— Goal —
List each line holding the string "text".

===== Data entries =====

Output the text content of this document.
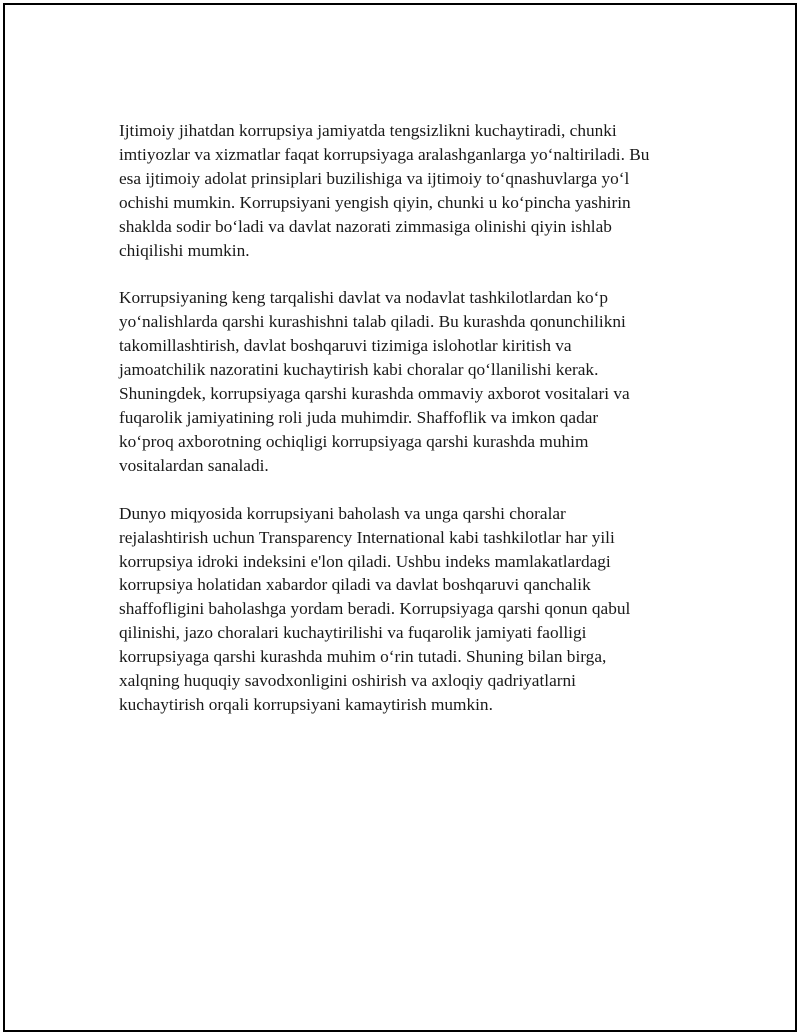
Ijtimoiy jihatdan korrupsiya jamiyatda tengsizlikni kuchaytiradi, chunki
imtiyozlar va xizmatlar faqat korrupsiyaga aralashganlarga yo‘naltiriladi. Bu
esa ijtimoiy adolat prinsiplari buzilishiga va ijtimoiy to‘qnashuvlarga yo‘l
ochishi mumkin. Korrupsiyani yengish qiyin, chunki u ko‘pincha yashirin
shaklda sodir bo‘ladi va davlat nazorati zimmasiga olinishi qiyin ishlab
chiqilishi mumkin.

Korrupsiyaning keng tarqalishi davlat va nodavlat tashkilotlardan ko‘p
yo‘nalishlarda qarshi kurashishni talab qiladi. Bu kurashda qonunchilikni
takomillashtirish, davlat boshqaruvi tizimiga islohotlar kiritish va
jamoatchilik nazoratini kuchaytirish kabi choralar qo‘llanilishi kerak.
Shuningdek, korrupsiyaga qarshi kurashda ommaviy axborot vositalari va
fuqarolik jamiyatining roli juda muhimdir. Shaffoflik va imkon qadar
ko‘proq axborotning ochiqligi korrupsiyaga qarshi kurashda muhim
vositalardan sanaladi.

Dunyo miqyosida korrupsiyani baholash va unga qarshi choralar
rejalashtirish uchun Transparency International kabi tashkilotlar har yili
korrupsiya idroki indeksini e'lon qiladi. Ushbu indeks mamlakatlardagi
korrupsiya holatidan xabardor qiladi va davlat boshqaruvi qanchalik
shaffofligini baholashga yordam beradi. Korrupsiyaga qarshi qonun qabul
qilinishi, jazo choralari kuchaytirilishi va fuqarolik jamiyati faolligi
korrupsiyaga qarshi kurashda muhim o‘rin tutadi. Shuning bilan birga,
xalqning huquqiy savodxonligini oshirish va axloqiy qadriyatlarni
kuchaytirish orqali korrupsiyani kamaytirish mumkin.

=====
===== Data entries =====

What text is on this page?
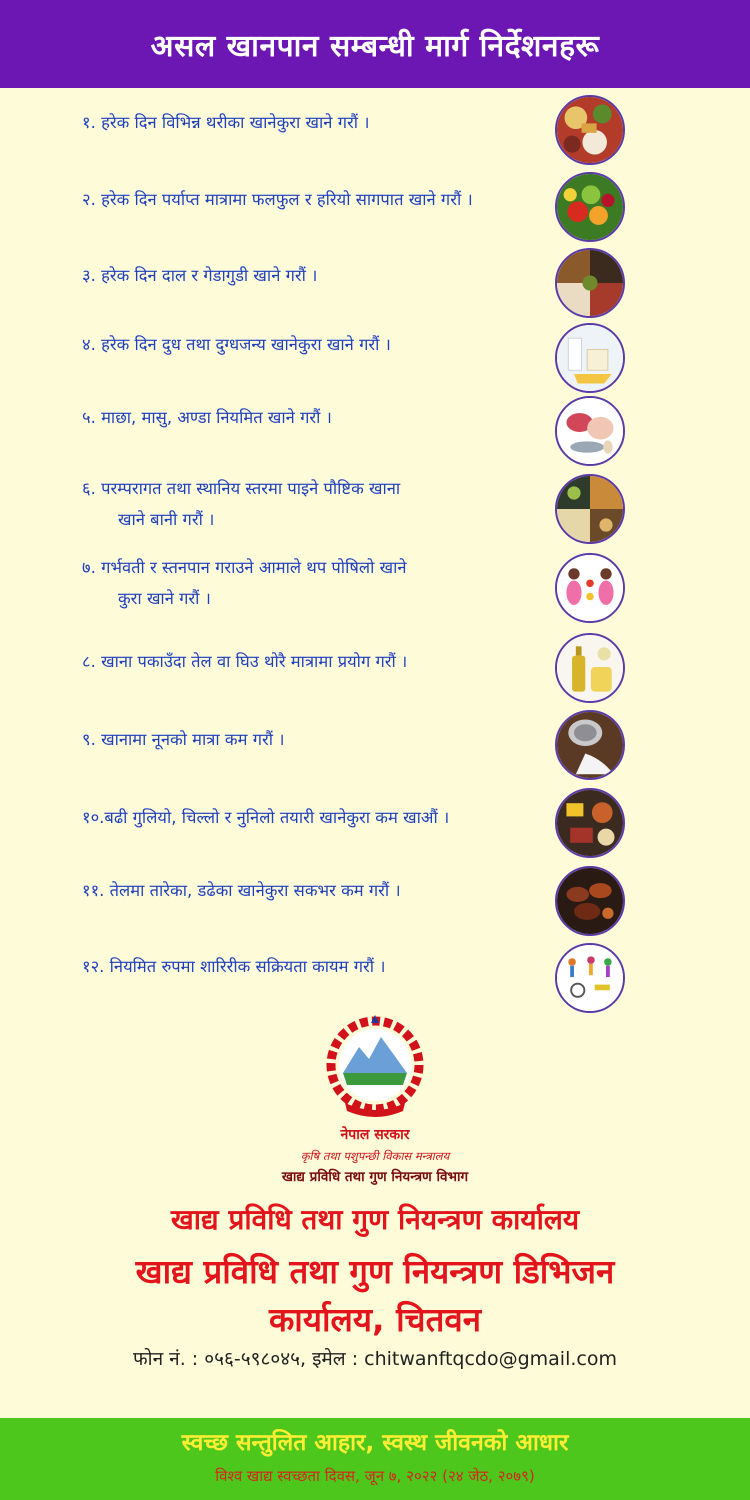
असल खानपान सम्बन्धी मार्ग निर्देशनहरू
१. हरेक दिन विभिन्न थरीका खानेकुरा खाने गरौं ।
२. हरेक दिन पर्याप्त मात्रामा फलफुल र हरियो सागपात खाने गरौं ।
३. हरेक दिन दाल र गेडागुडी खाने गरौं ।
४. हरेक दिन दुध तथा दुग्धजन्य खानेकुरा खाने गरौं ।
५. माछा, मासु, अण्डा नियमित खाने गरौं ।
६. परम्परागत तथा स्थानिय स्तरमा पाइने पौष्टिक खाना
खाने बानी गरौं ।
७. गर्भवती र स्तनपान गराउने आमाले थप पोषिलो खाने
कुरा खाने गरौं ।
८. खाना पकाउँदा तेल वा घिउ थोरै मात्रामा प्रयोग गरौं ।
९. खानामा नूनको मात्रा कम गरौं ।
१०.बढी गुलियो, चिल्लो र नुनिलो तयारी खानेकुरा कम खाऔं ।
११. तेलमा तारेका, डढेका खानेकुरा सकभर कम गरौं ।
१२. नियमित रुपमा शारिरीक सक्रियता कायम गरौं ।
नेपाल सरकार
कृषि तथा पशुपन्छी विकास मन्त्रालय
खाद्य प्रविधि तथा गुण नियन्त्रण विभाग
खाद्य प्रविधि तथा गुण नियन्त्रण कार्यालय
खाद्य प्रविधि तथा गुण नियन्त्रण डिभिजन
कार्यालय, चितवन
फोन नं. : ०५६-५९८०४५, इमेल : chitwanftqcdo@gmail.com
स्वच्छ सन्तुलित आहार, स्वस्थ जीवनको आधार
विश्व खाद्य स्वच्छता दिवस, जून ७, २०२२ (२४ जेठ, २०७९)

=====

— Solution for this exercise —
Output the text content of this document.
What text is on this page?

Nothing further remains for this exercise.